→ **Given request**
Please output every line of the material as it stands, without the pictures.

━━━━

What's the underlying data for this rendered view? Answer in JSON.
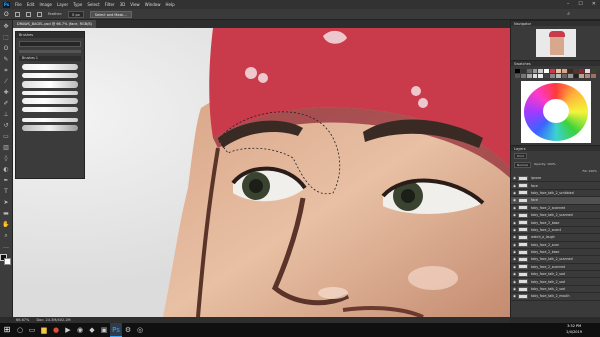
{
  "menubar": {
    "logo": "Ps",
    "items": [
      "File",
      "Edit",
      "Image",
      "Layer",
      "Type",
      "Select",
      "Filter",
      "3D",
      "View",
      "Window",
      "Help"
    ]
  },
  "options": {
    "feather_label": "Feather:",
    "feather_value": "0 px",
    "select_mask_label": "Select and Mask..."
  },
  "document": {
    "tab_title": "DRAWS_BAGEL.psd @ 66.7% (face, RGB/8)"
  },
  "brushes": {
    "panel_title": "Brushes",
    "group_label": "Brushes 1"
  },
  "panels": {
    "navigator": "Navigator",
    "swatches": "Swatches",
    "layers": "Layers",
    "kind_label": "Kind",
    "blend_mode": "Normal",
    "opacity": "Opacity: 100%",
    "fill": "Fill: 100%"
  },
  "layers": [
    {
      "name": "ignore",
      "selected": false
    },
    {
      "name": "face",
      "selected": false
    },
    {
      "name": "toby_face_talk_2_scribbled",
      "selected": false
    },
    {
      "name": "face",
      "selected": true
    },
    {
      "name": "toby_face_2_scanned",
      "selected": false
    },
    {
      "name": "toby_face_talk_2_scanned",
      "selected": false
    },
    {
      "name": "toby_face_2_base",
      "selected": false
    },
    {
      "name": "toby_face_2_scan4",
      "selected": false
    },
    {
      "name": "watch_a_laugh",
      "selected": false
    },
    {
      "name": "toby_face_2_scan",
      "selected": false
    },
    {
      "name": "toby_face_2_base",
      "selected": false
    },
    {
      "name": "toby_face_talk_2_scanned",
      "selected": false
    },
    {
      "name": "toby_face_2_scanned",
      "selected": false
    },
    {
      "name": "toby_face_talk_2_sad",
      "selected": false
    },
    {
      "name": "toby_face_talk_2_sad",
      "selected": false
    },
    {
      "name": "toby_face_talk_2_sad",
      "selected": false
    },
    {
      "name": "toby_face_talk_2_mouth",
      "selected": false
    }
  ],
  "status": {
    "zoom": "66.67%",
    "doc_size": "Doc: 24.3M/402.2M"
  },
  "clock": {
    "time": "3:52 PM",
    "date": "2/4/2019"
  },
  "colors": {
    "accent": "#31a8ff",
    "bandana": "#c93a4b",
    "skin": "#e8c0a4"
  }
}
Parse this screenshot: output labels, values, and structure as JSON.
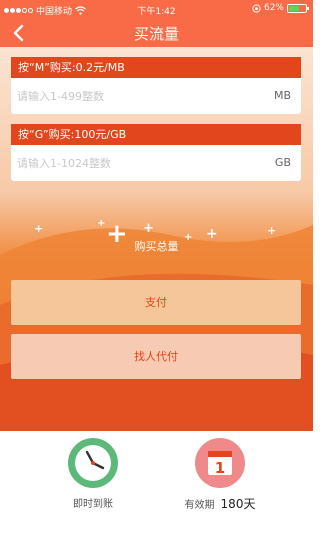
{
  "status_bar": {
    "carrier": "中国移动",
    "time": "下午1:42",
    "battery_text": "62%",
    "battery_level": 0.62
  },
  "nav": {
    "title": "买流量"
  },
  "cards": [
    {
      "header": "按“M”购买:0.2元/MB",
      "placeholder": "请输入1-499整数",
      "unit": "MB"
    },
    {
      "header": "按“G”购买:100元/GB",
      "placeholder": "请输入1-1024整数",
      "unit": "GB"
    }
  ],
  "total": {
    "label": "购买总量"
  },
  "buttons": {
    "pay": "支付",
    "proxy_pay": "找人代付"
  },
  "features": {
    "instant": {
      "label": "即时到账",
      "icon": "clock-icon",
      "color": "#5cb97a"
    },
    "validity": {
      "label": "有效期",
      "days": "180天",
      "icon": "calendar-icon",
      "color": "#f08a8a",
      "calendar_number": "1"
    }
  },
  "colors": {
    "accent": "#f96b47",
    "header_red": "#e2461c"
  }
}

━━━━

→ **Result of the exercise**
What's the underlying data for this rendered view? Answer in JSON.
{
  "menubar": {
    "logo": "Ps",
    "items": [
      "File",
      "Edit",
      "Image",
      "Layer",
      "Type",
      "Select",
      "Filter",
      "3D",
      "View",
      "Window",
      "Help"
    ]
  },
  "options": {
    "feather_label": "Feather:",
    "feather_value": "0 px",
    "select_mask_label": "Select and Mask..."
  },
  "document": {
    "tab_title": "DRAWS_BAGEL.psd @ 66.7% (face, RGB/8)"
  },
  "brushes": {
    "panel_title": "Brushes",
    "group_label": "Brushes 1"
  },
  "panels": {
    "navigator": "Navigator",
    "swatches": "Swatches",
    "layers": "Layers",
    "kind_label": "Kind",
    "blend_mode": "Normal",
    "opacity": "Opacity: 100%",
    "fill": "Fill: 100%"
  },
  "layers": [
    {
      "name": "ignore",
      "selected": false
    },
    {
      "name": "face",
      "selected": false
    },
    {
      "name": "toby_face_talk_2_scribbled",
      "selected": false
    },
    {
      "name": "face",
      "selected": true
    },
    {
      "name": "toby_face_2_scanned",
      "selected": false
    },
    {
      "name": "toby_face_talk_2_scanned",
      "selected": false
    },
    {
      "name": "toby_face_2_base",
      "selected": false
    },
    {
      "name": "toby_face_2_scan4",
      "selected": false
    },
    {
      "name": "watch_a_laugh",
      "selected": false
    },
    {
      "name": "toby_face_2_scan",
      "selected": false
    },
    {
      "name": "toby_face_2_base",
      "selected": false
    },
    {
      "name": "toby_face_talk_2_scanned",
      "selected": false
    },
    {
      "name": "toby_face_2_scanned",
      "selected": false
    },
    {
      "name": "toby_face_talk_2_sad",
      "selected": false
    },
    {
      "name": "toby_face_talk_2_sad",
      "selected": false
    },
    {
      "name": "toby_face_talk_2_sad",
      "selected": false
    },
    {
      "name": "toby_face_talk_2_mouth",
      "selected": false
    }
  ],
  "status": {
    "zoom": "66.67%",
    "doc_size": "Doc: 24.3M/402.2M"
  },
  "clock": {
    "time": "3:52 PM",
    "date": "2/4/2019"
  },
  "colors": {
    "accent": "#31a8ff",
    "bandana": "#c93a4b",
    "skin": "#e8c0a4"
  }
}
Parse this screenshot: output labels, values, and structure as JSON.
{
  "status_bar": {
    "carrier": "中国移动",
    "time": "下午1:42",
    "battery_text": "62%",
    "battery_level": 0.62
  },
  "nav": {
    "title": "买流量"
  },
  "cards": [
    {
      "header": "按“M”购买:0.2元/MB",
      "placeholder": "请输入1-499整数",
      "unit": "MB"
    },
    {
      "header": "按“G”购买:100元/GB",
      "placeholder": "请输入1-1024整数",
      "unit": "GB"
    }
  ],
  "total": {
    "label": "购买总量"
  },
  "buttons": {
    "pay": "支付",
    "proxy_pay": "找人代付"
  },
  "features": {
    "instant": {
      "label": "即时到账",
      "icon": "clock-icon",
      "color": "#5cb97a"
    },
    "validity": {
      "label": "有效期",
      "days": "180天",
      "icon": "calendar-icon",
      "color": "#f08a8a",
      "calendar_number": "1"
    }
  },
  "colors": {
    "accent": "#f96b47",
    "header_red": "#e2461c"
  }
}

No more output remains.